• INSTRUCTION:
Find and return each line containing "with".

START DATASET EXCERPTS

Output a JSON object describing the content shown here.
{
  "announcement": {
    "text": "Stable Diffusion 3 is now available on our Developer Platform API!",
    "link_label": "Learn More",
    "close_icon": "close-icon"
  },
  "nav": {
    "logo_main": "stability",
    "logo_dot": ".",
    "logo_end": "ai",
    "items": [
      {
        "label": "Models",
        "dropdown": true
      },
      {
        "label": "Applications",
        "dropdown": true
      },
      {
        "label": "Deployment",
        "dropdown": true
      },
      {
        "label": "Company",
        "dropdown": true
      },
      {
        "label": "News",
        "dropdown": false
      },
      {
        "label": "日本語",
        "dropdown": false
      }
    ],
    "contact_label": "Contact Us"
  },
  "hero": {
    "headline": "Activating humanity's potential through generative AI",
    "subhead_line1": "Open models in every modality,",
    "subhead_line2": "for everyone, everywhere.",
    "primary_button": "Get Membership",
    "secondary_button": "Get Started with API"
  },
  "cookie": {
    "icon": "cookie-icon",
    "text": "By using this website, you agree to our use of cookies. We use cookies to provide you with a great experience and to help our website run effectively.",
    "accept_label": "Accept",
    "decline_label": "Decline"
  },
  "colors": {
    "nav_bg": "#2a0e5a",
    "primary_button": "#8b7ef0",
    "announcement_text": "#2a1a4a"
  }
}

END DATASET EXCERPTS

• RESULT OF THE EXERCISE:
    "secondary_button": "Get Started with API"
    "text": "By using this website, you agree to our use of cookies. We use cookies to provide you with a great experience and to help our website run effectively.",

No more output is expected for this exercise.